:: What this task involves ::
Identify all lines in the data containing the string "Diameter". Copy them out.

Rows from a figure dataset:
******************************
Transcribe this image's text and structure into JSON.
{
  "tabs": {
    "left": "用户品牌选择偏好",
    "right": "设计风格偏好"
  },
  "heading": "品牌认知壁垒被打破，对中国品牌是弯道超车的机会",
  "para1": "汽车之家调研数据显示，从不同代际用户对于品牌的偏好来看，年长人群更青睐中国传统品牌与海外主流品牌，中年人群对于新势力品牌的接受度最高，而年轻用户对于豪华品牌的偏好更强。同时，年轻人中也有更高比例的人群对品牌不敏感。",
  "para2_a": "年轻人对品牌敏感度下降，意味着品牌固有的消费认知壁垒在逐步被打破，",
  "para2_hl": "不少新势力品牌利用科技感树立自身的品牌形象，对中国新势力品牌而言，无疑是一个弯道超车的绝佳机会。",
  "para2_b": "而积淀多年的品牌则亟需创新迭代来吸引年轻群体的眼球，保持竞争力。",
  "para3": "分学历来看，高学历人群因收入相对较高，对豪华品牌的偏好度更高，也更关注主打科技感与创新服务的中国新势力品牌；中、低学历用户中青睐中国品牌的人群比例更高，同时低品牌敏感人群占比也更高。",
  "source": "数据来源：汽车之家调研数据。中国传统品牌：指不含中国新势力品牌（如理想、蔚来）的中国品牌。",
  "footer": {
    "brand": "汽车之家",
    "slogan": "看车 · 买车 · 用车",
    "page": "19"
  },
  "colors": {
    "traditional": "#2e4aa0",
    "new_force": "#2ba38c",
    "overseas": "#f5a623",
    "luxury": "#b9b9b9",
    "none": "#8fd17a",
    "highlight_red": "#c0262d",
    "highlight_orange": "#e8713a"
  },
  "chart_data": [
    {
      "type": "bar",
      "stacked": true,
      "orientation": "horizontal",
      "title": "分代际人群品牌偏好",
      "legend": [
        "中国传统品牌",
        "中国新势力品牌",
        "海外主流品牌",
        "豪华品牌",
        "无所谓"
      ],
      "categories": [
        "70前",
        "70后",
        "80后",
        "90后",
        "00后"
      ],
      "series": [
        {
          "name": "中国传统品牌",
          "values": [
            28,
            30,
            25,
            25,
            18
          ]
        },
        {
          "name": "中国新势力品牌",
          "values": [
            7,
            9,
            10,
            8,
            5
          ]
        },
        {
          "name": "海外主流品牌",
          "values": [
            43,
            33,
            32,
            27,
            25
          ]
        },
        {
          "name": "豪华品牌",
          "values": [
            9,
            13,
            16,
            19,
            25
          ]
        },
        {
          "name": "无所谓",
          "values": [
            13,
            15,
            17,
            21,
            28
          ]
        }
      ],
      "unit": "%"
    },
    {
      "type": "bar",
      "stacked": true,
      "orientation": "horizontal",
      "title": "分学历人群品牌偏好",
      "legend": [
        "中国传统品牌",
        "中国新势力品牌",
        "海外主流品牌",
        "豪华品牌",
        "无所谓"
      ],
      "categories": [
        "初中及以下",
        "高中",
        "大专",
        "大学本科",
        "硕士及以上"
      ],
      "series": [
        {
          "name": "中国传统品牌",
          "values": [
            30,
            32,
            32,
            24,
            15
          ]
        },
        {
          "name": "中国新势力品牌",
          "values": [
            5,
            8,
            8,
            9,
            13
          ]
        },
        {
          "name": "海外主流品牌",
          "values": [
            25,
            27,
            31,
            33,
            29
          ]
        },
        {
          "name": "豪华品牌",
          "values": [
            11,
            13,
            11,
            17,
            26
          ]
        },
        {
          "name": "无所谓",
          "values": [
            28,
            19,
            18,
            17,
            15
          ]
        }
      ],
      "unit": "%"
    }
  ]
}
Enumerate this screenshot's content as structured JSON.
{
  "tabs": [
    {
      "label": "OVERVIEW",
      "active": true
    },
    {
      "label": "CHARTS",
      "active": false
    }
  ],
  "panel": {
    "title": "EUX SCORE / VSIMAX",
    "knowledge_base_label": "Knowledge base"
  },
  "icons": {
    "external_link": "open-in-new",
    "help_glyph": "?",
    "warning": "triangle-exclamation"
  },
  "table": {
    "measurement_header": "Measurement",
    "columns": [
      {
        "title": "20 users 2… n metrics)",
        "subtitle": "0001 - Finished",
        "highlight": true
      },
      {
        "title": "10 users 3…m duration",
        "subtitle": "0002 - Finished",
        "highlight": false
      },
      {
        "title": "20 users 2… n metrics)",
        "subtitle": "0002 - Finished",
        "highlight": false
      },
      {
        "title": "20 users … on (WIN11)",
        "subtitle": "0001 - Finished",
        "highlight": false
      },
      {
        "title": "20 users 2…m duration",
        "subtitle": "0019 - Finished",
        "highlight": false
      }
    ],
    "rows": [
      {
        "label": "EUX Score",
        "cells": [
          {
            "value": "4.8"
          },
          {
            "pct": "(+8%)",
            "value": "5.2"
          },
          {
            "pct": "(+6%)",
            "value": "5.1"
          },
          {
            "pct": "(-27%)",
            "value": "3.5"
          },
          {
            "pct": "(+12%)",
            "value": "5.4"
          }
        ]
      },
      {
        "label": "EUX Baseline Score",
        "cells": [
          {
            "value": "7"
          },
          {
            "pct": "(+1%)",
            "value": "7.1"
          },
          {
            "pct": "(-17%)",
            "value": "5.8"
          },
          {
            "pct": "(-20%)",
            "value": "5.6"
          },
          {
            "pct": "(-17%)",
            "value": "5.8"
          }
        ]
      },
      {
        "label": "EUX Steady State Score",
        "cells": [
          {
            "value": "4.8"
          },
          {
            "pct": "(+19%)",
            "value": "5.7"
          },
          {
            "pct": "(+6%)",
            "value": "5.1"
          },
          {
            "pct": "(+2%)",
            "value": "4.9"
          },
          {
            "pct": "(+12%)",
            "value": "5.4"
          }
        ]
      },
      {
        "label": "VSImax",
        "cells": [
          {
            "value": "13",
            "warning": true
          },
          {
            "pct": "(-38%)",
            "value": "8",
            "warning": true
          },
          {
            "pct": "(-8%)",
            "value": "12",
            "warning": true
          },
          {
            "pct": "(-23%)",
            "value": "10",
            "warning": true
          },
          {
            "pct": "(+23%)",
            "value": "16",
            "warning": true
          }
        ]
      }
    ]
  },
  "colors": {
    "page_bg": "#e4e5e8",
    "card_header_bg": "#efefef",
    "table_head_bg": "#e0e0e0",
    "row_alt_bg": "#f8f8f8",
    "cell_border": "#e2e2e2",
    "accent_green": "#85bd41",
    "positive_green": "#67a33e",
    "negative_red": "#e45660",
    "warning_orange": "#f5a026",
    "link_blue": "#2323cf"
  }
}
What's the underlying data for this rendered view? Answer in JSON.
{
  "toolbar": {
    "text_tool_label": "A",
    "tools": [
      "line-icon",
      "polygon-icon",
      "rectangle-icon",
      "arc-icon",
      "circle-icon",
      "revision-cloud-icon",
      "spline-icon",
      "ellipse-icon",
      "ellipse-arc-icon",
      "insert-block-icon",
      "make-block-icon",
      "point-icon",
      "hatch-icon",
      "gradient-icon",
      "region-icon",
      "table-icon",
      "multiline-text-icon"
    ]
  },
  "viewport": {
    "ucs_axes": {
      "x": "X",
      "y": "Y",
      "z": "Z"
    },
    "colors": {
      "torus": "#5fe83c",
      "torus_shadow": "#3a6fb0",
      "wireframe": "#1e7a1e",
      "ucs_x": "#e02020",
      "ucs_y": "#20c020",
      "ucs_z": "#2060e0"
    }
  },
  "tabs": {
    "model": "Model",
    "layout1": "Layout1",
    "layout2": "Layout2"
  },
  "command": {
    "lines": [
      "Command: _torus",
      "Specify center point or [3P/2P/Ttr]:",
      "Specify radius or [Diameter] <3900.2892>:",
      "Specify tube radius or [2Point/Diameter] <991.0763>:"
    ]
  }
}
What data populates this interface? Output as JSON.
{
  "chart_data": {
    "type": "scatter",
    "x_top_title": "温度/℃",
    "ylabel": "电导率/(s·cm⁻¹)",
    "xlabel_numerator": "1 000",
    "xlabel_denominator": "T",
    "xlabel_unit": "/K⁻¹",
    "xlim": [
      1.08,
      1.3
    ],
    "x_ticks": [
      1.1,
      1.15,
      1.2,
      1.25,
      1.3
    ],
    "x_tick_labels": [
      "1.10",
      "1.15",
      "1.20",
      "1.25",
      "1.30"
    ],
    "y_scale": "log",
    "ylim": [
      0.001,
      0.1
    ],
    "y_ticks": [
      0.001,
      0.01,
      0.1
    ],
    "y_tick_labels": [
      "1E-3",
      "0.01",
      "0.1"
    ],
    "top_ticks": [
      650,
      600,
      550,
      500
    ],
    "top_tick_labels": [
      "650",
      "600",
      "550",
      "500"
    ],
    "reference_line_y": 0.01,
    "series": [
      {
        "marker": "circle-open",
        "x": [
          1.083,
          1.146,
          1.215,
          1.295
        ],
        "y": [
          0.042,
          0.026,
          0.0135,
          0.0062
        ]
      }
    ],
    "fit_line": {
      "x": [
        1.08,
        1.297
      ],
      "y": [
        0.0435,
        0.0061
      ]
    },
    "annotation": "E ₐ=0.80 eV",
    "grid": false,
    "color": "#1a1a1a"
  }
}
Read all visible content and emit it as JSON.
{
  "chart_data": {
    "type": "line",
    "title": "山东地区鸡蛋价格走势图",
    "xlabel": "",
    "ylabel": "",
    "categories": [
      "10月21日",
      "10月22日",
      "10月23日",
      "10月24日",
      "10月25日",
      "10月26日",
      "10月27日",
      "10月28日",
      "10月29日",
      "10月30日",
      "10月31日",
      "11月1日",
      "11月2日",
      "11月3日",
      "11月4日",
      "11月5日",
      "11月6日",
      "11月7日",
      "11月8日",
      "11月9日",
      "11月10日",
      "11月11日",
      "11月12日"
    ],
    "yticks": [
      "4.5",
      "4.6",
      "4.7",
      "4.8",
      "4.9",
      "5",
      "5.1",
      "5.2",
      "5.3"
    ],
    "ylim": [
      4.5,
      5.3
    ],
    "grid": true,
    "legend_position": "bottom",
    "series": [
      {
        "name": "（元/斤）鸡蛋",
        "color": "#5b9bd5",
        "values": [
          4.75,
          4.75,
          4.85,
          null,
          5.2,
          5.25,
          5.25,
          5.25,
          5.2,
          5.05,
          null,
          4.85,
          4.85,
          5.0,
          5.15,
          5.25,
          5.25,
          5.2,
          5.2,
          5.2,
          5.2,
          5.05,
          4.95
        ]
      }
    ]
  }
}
******************************
:: The completed task ::
      "Specify radius or [Diameter] <3900.2892>:",
      "Specify tube radius or [2Point/Diameter] <991.0763>:"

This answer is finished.